→ **Task prompt**: Write out the complete material exactly as it stands.

→ **Rows**:

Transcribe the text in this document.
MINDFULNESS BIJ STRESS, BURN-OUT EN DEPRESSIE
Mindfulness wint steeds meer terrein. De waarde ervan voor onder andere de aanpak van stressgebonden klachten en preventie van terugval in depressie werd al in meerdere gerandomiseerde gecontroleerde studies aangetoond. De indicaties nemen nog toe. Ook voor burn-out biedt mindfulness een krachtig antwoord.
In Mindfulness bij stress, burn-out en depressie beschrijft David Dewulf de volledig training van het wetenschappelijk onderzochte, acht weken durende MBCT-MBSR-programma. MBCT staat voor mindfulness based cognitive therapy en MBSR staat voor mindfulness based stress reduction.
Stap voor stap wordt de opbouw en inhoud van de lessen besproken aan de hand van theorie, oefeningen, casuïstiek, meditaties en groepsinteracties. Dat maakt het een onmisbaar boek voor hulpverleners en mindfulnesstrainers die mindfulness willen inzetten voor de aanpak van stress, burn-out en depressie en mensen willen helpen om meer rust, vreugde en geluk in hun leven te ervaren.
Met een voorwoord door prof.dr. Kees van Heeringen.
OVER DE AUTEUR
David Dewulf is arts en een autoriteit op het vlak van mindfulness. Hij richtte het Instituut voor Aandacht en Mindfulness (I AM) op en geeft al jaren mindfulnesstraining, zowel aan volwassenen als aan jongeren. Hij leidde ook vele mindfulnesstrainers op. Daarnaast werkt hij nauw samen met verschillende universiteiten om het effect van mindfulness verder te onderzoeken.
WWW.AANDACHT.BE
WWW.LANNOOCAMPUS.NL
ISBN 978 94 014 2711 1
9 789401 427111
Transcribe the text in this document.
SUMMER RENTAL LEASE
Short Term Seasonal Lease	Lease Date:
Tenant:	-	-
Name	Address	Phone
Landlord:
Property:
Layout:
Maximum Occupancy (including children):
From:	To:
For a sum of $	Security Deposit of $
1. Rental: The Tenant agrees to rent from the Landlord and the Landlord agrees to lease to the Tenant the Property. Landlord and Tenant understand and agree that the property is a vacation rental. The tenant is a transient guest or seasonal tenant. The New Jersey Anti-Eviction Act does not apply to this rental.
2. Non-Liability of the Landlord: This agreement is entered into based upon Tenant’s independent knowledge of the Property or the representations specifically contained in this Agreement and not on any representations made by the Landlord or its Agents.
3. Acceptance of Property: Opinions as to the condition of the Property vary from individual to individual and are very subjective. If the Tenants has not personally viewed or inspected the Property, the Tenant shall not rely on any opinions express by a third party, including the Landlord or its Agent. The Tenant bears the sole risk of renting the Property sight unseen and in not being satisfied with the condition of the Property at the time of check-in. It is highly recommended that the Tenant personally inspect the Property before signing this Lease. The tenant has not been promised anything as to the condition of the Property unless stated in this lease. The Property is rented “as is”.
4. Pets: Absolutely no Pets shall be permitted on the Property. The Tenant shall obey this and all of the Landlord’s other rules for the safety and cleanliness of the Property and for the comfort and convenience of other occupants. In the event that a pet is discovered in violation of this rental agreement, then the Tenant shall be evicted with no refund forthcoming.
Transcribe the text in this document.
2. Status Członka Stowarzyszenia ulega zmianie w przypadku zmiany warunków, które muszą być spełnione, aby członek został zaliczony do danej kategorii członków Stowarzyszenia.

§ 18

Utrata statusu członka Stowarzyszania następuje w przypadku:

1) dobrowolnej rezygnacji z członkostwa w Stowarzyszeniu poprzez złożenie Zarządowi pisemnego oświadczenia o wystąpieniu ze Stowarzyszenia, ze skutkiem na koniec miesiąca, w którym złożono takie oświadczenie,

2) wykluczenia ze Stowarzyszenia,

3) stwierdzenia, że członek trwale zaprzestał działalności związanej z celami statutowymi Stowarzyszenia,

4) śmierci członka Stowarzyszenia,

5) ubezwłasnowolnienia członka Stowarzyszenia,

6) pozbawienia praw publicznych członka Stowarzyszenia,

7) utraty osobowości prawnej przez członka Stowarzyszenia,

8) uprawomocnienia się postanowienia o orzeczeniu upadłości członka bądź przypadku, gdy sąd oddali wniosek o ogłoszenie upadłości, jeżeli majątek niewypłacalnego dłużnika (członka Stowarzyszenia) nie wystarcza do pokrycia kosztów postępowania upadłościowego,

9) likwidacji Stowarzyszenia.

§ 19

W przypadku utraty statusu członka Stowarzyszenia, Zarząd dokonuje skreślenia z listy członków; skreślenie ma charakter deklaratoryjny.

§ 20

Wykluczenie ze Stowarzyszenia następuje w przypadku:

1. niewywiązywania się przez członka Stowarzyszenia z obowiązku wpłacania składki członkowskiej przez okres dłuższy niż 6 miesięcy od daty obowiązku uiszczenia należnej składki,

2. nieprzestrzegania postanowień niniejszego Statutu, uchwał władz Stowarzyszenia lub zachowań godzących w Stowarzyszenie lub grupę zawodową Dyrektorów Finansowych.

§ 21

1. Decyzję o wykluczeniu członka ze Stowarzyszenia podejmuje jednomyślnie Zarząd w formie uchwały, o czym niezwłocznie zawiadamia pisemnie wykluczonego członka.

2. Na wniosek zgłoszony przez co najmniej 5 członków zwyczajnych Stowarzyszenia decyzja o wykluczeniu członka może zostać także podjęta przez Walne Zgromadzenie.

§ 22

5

→ **The completed task**:
Transcribe the text in this document.
MINDFULNESS BIJ STRESS, BURN-OUT EN DEPRESSIE
Mindfulness wint steeds meer terrein. De waarde ervan voor onder andere de aanpak van stressgebonden klachten en preventie van terugval in depressie werd al in meerdere gerandomiseerde gecontroleerde studies aangetoond. De indicaties nemen nog toe. Ook voor burn-out biedt mindfulness een krachtig antwoord.
In Mindfulness bij stress, burn-out en depressie beschrijft David Dewulf de volledig training van het wetenschappelijk onderzochte, acht weken durende MBCT-MBSR-programma. MBCT staat voor mindfulness based cognitive therapy en MBSR staat voor mindfulness based stress reduction.
Stap voor stap wordt de opbouw en inhoud van de lessen besproken aan de hand van theorie, oefeningen, casuïstiek, meditaties en groepsinteracties. Dat maakt het een onmisbaar boek voor hulpverleners en mindfulnesstrainers die mindfulness willen inzetten voor de aanpak van stress, burn-out en depressie en mensen willen helpen om meer rust, vreugde en geluk in hun leven te ervaren.
Met een voorwoord door prof.dr. Kees van Heeringen.
OVER DE AUTEUR
David Dewulf is arts en een autoriteit op het vlak van mindfulness. Hij richtte het Instituut voor Aandacht en Mindfulness (I AM) op en geeft al jaren mindfulnesstraining, zowel aan volwassenen als aan jongeren. Hij leidde ook vele mindfulnesstrainers op. Daarnaast werkt hij nauw samen met verschillende universiteiten om het effect van mindfulness verder te onderzoeken.
WWW.AANDACHT.BE
WWW.LANNOOCAMPUS.NL
ISBN 978 94 014 2711 1
9 789401 427111
Transcribe the text in this document.
SUMMER RENTAL LEASE
Short Term Seasonal Lease	Lease Date:
Tenant:	-	-
Name	Address	Phone
Landlord:
Property:
Layout:
Maximum Occupancy (including children):
From:	To:
For a sum of $	Security Deposit of $
1. Rental: The Tenant agrees to rent from the Landlord and the Landlord agrees to lease to the Tenant the Property. Landlord and Tenant understand and agree that the property is a vacation rental. The tenant is a transient guest or seasonal tenant. The New Jersey Anti-Eviction Act does not apply to this rental.
2. Non-Liability of the Landlord: This agreement is entered into based upon Tenant’s independent knowledge of the Property or the representations specifically contained in this Agreement and not on any representations made by the Landlord or its Agents.
3. Acceptance of Property: Opinions as to the condition of the Property vary from individual to individual and are very subjective. If the Tenants has not personally viewed or inspected the Property, the Tenant shall not rely on any opinions express by a third party, including the Landlord or its Agent. The Tenant bears the sole risk of renting the Property sight unseen and in not being satisfied with the condition of the Property at the time of check-in. It is highly recommended that the Tenant personally inspect the Property before signing this Lease. The tenant has not been promised anything as to the condition of the Property unless stated in this lease. The Property is rented “as is”.
4. Pets: Absolutely no Pets shall be permitted on the Property. The Tenant shall obey this and all of the Landlord’s other rules for the safety and cleanliness of the Property and for the comfort and convenience of other occupants. In the event that a pet is discovered in violation of this rental agreement, then the Tenant shall be evicted with no refund forthcoming.
Transcribe the text in this document.
2. Status Członka Stowarzyszenia ulega zmianie w przypadku zmiany warunków, które muszą być spełnione, aby członek został zaliczony do danej kategorii członków Stowarzyszenia.

§ 18

Utrata statusu członka Stowarzyszania następuje w przypadku:

1) dobrowolnej rezygnacji z członkostwa w Stowarzyszeniu poprzez złożenie Zarządowi pisemnego oświadczenia o wystąpieniu ze Stowarzyszenia, ze skutkiem na koniec miesiąca, w którym złożono takie oświadczenie,

2) wykluczenia ze Stowarzyszenia,

3) stwierdzenia, że członek trwale zaprzestał działalności związanej z celami statutowymi Stowarzyszenia,

4) śmierci członka Stowarzyszenia,

5) ubezwłasnowolnienia członka Stowarzyszenia,

6) pozbawienia praw publicznych członka Stowarzyszenia,

7) utraty osobowości prawnej przez członka Stowarzyszenia,

8) uprawomocnienia się postanowienia o orzeczeniu upadłości członka bądź przypadku, gdy sąd oddali wniosek o ogłoszenie upadłości, jeżeli majątek niewypłacalnego dłużnika (członka Stowarzyszenia) nie wystarcza do pokrycia kosztów postępowania upadłościowego,

9) likwidacji Stowarzyszenia.

§ 19

W przypadku utraty statusu członka Stowarzyszenia, Zarząd dokonuje skreślenia z listy członków; skreślenie ma charakter deklaratoryjny.

§ 20

Wykluczenie ze Stowarzyszenia następuje w przypadku:

1. niewywiązywania się przez członka Stowarzyszenia z obowiązku wpłacania składki członkowskiej przez okres dłuższy niż 6 miesięcy od daty obowiązku uiszczenia należnej składki,

2. nieprzestrzegania postanowień niniejszego Statutu, uchwał władz Stowarzyszenia lub zachowań godzących w Stowarzyszenie lub grupę zawodową Dyrektorów Finansowych.

§ 21

1. Decyzję o wykluczeniu członka ze Stowarzyszenia podejmuje jednomyślnie Zarząd w formie uchwały, o czym niezwłocznie zawiadamia pisemnie wykluczonego członka.

2. Na wniosek zgłoszony przez co najmniej 5 członków zwyczajnych Stowarzyszenia decyzja o wykluczeniu członka może zostać także podjęta przez Walne Zgromadzenie.

§ 22

5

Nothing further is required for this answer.